WHAT THIS TASK INVOLVES
Read the records below and copy each line that contains "document".

------ DATA LISTING ------

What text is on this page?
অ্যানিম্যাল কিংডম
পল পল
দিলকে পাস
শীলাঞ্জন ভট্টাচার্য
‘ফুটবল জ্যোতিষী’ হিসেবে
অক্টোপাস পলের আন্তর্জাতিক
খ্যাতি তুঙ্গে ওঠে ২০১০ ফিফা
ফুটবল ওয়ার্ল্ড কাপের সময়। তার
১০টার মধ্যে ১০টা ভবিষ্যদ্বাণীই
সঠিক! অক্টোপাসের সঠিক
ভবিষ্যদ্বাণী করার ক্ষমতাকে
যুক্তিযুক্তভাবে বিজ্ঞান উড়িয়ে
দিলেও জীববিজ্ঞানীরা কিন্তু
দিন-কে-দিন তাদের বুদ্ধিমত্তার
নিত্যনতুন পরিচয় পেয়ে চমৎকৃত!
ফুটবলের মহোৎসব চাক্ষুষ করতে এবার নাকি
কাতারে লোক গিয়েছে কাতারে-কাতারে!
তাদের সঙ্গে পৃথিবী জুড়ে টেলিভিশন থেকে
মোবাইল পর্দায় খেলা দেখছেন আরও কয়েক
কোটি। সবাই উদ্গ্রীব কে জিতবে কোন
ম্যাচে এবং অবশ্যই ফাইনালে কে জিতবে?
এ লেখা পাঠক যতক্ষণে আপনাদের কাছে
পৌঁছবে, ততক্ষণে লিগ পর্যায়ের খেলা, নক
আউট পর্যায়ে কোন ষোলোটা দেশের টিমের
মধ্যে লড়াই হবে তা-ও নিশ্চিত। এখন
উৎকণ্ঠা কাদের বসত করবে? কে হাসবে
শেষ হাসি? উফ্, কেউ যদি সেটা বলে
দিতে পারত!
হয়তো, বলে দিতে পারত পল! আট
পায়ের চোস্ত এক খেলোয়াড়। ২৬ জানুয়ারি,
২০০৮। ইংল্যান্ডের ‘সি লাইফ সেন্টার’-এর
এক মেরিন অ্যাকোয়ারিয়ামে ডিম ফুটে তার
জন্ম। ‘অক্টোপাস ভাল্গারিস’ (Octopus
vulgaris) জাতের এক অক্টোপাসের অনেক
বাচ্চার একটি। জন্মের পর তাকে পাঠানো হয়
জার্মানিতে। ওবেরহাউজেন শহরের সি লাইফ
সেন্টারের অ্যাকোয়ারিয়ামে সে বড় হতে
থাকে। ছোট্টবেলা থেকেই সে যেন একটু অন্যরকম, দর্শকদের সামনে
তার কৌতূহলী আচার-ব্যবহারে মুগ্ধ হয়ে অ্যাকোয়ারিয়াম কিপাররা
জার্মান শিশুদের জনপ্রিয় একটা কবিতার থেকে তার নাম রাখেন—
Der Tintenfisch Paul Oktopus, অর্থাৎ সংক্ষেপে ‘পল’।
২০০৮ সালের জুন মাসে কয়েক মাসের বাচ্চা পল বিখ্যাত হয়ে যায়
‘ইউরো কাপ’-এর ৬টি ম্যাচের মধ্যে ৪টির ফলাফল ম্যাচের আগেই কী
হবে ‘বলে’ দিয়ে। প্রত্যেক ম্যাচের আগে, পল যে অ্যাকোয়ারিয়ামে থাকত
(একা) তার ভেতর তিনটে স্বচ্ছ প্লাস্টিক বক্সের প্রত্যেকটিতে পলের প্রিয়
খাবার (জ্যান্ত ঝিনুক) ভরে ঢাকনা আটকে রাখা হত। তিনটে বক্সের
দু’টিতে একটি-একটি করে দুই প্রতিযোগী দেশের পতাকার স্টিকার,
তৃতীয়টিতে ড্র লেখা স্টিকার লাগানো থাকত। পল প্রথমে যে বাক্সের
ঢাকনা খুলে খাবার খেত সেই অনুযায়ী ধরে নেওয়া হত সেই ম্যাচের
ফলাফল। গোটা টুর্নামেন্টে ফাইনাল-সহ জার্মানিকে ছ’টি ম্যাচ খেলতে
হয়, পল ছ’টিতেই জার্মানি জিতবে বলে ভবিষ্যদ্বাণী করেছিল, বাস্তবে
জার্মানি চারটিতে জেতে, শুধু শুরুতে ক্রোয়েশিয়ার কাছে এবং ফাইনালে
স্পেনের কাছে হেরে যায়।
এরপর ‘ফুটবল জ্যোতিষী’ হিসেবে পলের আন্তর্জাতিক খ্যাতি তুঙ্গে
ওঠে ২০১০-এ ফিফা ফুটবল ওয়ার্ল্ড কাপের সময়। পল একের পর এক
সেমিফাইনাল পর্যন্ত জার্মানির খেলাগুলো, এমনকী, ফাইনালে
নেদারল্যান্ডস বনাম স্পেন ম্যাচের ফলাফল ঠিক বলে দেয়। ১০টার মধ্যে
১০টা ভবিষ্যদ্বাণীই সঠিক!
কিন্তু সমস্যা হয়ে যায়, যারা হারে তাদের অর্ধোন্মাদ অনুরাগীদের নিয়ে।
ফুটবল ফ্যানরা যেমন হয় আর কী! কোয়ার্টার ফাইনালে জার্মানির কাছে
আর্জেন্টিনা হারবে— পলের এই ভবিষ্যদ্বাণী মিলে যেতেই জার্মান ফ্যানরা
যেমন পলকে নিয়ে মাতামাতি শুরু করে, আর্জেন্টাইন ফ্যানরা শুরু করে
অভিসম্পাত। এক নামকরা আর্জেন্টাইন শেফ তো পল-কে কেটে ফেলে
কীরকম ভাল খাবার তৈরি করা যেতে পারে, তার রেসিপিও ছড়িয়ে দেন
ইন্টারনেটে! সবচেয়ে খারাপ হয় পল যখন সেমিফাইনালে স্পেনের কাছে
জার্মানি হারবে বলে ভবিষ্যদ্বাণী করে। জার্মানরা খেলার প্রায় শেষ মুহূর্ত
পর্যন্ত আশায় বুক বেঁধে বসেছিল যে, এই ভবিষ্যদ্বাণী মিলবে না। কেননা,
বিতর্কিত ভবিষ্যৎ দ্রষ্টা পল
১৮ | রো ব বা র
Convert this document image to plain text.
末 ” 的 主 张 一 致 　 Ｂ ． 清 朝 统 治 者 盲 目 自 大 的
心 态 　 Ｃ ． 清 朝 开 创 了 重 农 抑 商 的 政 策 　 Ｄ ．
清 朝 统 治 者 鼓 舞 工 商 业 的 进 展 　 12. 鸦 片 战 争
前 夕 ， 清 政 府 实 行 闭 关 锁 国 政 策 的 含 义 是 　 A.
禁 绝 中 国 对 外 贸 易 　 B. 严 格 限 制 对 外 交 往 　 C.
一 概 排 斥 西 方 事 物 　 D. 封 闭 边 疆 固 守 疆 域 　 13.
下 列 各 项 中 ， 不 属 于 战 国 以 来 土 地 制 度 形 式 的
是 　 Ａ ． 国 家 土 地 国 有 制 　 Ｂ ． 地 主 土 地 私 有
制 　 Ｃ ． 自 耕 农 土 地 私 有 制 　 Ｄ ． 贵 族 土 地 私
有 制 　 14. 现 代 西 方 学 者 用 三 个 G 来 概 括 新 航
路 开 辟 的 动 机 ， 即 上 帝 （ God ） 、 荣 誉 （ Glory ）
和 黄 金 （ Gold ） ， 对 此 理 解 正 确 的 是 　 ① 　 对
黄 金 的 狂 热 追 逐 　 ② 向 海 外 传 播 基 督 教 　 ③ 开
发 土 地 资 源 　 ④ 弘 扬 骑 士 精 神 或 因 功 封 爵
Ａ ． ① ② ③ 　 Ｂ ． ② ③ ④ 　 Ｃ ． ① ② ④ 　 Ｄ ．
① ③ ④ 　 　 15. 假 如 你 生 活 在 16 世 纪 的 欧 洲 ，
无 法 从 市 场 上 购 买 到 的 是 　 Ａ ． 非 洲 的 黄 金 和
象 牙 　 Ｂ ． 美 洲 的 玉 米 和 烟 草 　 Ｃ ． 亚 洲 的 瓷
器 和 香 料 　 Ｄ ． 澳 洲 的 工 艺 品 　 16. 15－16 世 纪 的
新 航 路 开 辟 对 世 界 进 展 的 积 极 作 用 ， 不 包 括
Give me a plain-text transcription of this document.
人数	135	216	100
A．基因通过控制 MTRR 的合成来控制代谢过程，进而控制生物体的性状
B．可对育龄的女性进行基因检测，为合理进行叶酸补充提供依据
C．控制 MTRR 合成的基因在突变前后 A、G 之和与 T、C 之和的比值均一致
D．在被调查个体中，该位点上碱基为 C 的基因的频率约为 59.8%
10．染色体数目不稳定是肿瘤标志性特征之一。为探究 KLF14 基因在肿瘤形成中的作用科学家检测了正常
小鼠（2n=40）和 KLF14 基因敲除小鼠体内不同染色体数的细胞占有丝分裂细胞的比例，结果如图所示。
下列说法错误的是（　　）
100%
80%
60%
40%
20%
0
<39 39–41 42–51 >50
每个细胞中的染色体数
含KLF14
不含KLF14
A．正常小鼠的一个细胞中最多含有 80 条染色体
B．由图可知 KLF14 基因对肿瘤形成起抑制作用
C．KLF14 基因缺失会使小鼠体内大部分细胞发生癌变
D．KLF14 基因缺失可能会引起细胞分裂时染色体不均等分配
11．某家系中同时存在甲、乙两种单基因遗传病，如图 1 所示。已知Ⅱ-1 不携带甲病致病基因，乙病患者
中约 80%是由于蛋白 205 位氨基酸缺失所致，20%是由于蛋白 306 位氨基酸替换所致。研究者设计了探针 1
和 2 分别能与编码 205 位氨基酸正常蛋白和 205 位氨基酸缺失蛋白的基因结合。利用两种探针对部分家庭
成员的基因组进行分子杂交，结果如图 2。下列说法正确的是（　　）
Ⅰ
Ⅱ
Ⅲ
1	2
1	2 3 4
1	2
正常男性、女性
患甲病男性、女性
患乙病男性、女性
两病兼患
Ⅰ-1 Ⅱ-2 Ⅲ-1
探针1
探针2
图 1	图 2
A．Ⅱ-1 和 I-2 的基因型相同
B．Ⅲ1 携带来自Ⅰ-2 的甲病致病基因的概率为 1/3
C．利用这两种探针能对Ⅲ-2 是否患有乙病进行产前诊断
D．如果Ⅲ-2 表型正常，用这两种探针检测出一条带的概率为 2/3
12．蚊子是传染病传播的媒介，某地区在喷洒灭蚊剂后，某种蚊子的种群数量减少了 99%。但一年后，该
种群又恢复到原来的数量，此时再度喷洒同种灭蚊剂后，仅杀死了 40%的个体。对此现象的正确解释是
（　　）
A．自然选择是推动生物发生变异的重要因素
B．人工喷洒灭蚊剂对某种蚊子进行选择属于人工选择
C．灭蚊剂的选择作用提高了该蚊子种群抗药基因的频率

------

EXERCISE OUTPUT
Convert this document image to plain text.
Give me a plain-text transcription of this document.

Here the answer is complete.